TASK REQUIREMENTS |
- A) In which years did Richard Tysseling's football teams win the Iowa Conference championship, according to the biography below?
- B) Continue the Richard Tysseling biography below from the point where it ends.

PASSAGE |
┄┄┄┄┄┄┄┄┄┄

Richard Tysseling

Biographical details
- Born: December 26, 1910 Pella, Iowa, U.S.
- Died: September 3, 1997 (aged 86) Pella, Iowa, U.S.

Playing career

Football
- 1928–1931: Central (IA)

Basketball
- 1928–1932: Central (IA)

Baseball
- 1929–1932: Central (IA)

Track and field
- 1928–1932: Central (IA)
- Positions: End, quarterback (football) Guard (basketball) Second baseman (baseball) Sprint, pole vault (track and field)

Coaching career (HC unless noted)

Football
- 1932–1936: Garden Grove HS (IA)
- 1937: Shenandoah HS (IA) (assistant)
- 1938–1942: Central (IA)
- 1946–1960: Central (IA)

Basketball
- 1937–1938: Shenandoah HS (IA) (assistant)
- 1938–1948: Central (IA)

Baseball
- 1941: Central (IA)
- 1946: Central (IA)

Administrative career (AD unless noted)
- 1938–1964: Central (IA)

Head coaching record
- Overall: 79–84–7 (football) 84–79 (basketball) 3–7 (baseball)

Accomplishments and honors

Championships
- Football 3 Iowa Conference (1939, 1946, 1956)

= Richard Tysseling =

American athlete, coach, and administrator (1910–1997)

Richard Albertus "Babe" Tysseling (December 26, 1910 – September 3, 1997) was an American football, basketball, and baseball player, coach, and college athletics administrator. He served as the head football coach at Central College in Pella, Iowa from 1938 to 1942 and from 1946 to 1960, compiling a record of 79–84–7.

┄┄┄┄┄┄┄┄┄┄

Page segmentation data
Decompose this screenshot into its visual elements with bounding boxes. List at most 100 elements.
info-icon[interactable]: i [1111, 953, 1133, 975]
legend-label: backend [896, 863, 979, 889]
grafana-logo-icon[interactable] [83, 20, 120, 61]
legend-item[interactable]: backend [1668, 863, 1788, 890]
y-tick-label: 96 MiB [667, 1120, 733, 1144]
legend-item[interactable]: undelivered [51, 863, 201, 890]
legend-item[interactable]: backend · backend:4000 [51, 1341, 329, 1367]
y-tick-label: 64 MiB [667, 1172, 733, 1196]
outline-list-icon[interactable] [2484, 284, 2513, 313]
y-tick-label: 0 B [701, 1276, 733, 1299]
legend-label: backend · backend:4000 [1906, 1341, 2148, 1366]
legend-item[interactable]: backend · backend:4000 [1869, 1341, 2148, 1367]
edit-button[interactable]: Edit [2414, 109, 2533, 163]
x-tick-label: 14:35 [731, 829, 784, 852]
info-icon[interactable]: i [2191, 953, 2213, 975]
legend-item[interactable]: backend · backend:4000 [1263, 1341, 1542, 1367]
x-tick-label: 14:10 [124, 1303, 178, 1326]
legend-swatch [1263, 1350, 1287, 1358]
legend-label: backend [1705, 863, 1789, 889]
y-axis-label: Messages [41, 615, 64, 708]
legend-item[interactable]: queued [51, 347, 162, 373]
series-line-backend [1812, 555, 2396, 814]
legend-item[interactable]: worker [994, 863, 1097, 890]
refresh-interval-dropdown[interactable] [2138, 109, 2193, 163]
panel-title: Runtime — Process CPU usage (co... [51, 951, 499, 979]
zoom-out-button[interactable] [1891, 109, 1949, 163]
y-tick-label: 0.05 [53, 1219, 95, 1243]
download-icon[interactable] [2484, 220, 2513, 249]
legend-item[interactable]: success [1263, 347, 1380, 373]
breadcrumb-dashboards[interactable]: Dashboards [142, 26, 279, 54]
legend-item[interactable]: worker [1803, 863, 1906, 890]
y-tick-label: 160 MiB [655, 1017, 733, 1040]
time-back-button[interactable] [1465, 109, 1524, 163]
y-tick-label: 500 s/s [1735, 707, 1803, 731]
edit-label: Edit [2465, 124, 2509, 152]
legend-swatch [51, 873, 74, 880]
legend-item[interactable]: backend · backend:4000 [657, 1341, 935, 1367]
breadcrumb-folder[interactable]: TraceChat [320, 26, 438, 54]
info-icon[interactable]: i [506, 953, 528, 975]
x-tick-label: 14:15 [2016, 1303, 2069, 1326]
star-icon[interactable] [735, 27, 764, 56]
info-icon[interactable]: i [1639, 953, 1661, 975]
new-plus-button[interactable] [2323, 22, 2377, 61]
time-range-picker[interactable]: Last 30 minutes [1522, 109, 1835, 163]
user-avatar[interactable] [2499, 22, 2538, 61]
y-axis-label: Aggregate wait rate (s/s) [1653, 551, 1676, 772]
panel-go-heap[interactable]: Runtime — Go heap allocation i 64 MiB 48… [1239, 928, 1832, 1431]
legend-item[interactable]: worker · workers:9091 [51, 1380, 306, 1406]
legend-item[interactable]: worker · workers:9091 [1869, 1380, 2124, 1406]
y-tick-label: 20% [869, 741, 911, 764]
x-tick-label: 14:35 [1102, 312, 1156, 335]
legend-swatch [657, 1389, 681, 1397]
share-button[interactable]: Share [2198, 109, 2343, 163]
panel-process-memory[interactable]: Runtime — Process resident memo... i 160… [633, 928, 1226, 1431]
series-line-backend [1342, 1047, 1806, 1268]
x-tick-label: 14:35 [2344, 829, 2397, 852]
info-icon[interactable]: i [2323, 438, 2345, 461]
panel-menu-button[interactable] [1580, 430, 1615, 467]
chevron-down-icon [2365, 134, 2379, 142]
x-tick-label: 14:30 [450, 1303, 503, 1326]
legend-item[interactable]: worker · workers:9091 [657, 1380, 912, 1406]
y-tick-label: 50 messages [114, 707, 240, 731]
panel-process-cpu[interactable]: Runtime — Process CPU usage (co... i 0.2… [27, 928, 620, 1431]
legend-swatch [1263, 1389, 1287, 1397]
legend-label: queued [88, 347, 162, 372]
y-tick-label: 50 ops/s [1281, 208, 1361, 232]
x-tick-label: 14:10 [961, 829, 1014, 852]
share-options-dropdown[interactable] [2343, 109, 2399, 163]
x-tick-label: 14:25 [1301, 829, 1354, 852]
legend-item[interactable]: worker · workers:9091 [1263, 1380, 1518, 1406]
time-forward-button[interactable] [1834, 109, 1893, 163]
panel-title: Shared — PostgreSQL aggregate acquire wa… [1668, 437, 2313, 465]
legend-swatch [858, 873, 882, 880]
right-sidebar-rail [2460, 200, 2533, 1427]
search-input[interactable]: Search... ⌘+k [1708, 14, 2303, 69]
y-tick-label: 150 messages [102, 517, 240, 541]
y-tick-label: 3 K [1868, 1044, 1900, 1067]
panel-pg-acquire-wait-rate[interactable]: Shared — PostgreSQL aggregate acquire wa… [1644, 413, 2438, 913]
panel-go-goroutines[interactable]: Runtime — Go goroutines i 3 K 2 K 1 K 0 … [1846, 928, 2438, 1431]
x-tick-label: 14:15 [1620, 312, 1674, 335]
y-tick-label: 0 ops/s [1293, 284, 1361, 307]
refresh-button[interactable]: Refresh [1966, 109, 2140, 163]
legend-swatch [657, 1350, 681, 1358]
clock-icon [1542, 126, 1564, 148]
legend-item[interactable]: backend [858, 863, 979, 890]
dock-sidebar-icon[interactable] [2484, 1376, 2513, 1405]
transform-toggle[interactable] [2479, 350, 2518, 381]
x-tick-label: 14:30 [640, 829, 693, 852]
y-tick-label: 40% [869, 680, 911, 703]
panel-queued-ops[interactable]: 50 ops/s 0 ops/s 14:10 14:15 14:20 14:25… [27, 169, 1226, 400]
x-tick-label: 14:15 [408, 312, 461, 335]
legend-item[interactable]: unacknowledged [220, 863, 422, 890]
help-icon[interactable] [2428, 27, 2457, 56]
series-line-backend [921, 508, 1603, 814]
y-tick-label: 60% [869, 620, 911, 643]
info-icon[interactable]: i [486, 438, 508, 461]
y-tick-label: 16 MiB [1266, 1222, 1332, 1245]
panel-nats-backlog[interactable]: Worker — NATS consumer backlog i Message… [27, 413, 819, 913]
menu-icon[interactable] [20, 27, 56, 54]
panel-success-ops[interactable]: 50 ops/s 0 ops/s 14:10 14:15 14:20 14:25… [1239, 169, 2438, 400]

┄┄┄┄┄┄┄┄┄┄

RESULTS FOR EACH TASK |
- A) 1939, 1946, and 1956.

- B)
Tysseling attended Central College, where lettered four times each in football, basketball, baseball, and track. He played as an end and quarterback in football, a guard in basketball and a second baseman in baseball. In track he competed as a sprinter and pole vaulter. After graduating from Central in 1932, Tysseling coached high school for give years in Garden Grove, Iowa. In 1937, he was hired as an assistant coach in football and basketball at Shenandoah High School in Shenandoah, Iowa.

Tysseling died in September 3, 1997, at Pella Community Hospital, following a long illness.

==Head coaching record==
===Football===

| Year | Team | Overall | Conference | Standing | Bowl/playoffs |
Central Dutch (Iowa Conference) (1938–1942)
| 1938 | Central | 2–6 | 2–4 | T–9th |  |
| 1939 | Central | 7–2 | 5–2 | T–1st |  |
| 1940 | Central | 6–3 | 5–3 | 5th |  |
| 1941 | Central | 6–3 | 6–2 | 4th |  |
| 1942 | Central | 3–4–1 | 2–3–1 | 8th |  |
Central Dutch (Iowa Conference) (1946–1960)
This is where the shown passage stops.